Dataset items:
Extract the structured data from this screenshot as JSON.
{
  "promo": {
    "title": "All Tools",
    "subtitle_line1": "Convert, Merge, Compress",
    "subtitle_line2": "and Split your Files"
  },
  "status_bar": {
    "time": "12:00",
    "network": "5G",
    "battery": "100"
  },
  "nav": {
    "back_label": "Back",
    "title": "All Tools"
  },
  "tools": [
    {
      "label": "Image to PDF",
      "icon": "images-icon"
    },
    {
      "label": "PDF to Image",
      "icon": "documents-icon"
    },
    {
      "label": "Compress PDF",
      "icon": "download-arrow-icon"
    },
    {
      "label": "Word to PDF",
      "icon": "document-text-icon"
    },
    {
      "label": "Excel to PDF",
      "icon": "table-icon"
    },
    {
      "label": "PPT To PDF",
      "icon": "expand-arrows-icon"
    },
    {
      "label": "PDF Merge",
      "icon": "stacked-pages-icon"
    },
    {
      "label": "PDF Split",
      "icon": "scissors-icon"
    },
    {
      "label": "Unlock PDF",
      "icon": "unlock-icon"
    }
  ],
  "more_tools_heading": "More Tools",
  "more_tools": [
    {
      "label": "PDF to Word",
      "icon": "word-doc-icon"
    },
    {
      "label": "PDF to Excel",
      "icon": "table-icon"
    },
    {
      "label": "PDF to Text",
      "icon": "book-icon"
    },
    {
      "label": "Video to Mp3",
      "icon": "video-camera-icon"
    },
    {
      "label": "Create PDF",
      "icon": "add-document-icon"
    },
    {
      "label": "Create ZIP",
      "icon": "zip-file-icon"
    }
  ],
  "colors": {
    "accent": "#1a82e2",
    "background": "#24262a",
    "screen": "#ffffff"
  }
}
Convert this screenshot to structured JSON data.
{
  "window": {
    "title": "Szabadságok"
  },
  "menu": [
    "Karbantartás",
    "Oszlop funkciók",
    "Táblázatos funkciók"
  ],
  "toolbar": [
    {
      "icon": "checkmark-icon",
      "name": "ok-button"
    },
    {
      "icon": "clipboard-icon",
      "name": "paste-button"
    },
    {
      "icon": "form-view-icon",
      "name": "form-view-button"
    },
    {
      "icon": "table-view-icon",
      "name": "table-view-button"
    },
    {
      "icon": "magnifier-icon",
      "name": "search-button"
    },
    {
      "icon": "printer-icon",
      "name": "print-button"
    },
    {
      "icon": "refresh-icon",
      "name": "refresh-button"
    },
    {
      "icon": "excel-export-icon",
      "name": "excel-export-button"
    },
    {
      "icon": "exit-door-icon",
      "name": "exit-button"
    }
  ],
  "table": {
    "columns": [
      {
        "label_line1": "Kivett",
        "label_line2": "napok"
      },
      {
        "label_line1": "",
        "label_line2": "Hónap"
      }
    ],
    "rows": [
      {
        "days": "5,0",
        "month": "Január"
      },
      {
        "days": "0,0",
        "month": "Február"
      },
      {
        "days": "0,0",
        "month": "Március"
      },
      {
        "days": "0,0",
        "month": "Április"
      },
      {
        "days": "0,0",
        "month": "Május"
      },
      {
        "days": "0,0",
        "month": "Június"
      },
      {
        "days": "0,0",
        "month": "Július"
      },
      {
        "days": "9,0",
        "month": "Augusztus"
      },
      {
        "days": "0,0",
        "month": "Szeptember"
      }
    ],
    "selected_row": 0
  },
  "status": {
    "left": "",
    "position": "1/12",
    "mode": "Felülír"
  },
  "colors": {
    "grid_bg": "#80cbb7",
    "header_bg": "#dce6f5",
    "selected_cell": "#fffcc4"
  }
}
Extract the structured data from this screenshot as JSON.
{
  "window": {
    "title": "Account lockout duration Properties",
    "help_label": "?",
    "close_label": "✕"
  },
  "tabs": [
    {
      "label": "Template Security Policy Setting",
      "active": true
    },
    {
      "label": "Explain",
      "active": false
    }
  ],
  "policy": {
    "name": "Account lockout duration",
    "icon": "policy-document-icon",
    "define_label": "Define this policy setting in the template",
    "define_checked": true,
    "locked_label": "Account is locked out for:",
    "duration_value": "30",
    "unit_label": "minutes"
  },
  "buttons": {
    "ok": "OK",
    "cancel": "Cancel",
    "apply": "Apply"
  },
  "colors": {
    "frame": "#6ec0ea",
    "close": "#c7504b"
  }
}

◆ EXERCISE REQUIREMENTS:
Extract each line holding the word "exit" from the records.

◆ CORRECT ANSWER:
      "icon": "exit-door-icon",
      "name": "exit-button"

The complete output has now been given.